-- START Data supplied --
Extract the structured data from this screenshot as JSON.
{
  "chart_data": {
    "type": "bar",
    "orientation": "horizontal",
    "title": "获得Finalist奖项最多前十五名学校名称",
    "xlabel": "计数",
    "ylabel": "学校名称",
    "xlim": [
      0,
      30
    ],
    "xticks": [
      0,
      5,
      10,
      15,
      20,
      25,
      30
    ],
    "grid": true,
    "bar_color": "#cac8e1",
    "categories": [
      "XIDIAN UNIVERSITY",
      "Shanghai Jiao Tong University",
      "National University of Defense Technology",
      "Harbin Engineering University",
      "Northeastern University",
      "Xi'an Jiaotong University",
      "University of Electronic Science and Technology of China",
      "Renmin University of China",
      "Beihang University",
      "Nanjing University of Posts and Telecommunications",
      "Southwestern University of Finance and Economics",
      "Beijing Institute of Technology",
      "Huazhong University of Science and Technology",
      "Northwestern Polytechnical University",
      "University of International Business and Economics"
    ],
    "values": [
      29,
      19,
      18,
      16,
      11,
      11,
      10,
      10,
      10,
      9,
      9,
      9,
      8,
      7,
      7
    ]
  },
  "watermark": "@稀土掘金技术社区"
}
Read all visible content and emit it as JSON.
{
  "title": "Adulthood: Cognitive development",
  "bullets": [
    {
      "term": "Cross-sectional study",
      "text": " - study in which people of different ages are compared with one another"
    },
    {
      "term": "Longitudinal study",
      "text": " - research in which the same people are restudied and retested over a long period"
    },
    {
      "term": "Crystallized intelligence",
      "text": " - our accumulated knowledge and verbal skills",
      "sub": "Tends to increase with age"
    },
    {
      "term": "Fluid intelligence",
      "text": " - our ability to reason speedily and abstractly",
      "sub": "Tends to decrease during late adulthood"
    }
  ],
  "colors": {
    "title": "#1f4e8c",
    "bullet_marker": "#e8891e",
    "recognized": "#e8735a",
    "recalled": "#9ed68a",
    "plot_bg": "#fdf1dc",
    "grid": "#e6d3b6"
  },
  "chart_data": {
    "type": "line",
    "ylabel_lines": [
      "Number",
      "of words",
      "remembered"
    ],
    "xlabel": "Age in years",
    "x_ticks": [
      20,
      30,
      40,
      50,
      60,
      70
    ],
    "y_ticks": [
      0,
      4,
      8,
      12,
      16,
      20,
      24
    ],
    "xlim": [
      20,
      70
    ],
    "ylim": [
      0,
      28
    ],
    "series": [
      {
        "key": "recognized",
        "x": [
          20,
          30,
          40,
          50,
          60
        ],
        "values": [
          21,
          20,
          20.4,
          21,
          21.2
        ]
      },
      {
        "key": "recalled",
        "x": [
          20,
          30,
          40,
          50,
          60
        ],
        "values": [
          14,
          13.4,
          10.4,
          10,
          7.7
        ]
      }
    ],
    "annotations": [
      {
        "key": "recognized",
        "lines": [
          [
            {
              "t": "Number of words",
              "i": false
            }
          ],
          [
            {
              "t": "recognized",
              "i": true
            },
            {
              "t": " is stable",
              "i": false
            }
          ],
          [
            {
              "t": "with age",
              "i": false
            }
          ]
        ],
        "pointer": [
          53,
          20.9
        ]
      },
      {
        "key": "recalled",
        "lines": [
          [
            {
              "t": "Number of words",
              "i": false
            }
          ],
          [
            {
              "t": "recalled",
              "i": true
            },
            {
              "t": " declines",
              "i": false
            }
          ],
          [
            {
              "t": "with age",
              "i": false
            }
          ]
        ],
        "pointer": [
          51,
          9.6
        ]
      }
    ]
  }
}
-- END Data supplied --
Set problem: Your task is to print all of the records exactly.

Final answer:
Extract the structured data from this screenshot as JSON.
{
  "chart_data": {
    "type": "bar",
    "orientation": "horizontal",
    "title": "获得Finalist奖项最多前十五名学校名称",
    "xlabel": "计数",
    "ylabel": "学校名称",
    "xlim": [
      0,
      30
    ],
    "xticks": [
      0,
      5,
      10,
      15,
      20,
      25,
      30
    ],
    "grid": true,
    "bar_color": "#cac8e1",
    "categories": [
      "XIDIAN UNIVERSITY",
      "Shanghai Jiao Tong University",
      "National University of Defense Technology",
      "Harbin Engineering University",
      "Northeastern University",
      "Xi'an Jiaotong University",
      "University of Electronic Science and Technology of China",
      "Renmin University of China",
      "Beihang University",
      "Nanjing University of Posts and Telecommunications",
      "Southwestern University of Finance and Economics",
      "Beijing Institute of Technology",
      "Huazhong University of Science and Technology",
      "Northwestern Polytechnical University",
      "University of International Business and Economics"
    ],
    "values": [
      29,
      19,
      18,
      16,
      11,
      11,
      10,
      10,
      10,
      9,
      9,
      9,
      8,
      7,
      7
    ]
  },
  "watermark": "@稀土掘金技术社区"
}
Read all visible content and emit it as JSON.
{
  "title": "Adulthood: Cognitive development",
  "bullets": [
    {
      "term": "Cross-sectional study",
      "text": " - study in which people of different ages are compared with one another"
    },
    {
      "term": "Longitudinal study",
      "text": " - research in which the same people are restudied and retested over a long period"
    },
    {
      "term": "Crystallized intelligence",
      "text": " - our accumulated knowledge and verbal skills",
      "sub": "Tends to increase with age"
    },
    {
      "term": "Fluid intelligence",
      "text": " - our ability to reason speedily and abstractly",
      "sub": "Tends to decrease during late adulthood"
    }
  ],
  "colors": {
    "title": "#1f4e8c",
    "bullet_marker": "#e8891e",
    "recognized": "#e8735a",
    "recalled": "#9ed68a",
    "plot_bg": "#fdf1dc",
    "grid": "#e6d3b6"
  },
  "chart_data": {
    "type": "line",
    "ylabel_lines": [
      "Number",
      "of words",
      "remembered"
    ],
    "xlabel": "Age in years",
    "x_ticks": [
      20,
      30,
      40,
      50,
      60,
      70
    ],
    "y_ticks": [
      0,
      4,
      8,
      12,
      16,
      20,
      24
    ],
    "xlim": [
      20,
      70
    ],
    "ylim": [
      0,
      28
    ],
    "series": [
      {
        "key": "recognized",
        "x": [
          20,
          30,
          40,
          50,
          60
        ],
        "values": [
          21,
          20,
          20.4,
          21,
          21.2
        ]
      },
      {
        "key": "recalled",
        "x": [
          20,
          30,
          40,
          50,
          60
        ],
        "values": [
          14,
          13.4,
          10.4,
          10,
          7.7
        ]
      }
    ],
    "annotations": [
      {
        "key": "recognized",
        "lines": [
          [
            {
              "t": "Number of words",
              "i": false
            }
          ],
          [
            {
              "t": "recognized",
              "i": true
            },
            {
              "t": " is stable",
              "i": false
            }
          ],
          [
            {
              "t": "with age",
              "i": false
            }
          ]
        ],
        "pointer": [
          53,
          20.9
        ]
      },
      {
        "key": "recalled",
        "lines": [
          [
            {
              "t": "Number of words",
              "i": false
            }
          ],
          [
            {
              "t": "recalled",
              "i": true
            },
            {
              "t": " declines",
              "i": false
            }
          ],
          [
            {
              "t": "with age",
              "i": false
            }
          ]
        ],
        "pointer": [
          51,
          9.6
        ]
      }
    ]
  }
}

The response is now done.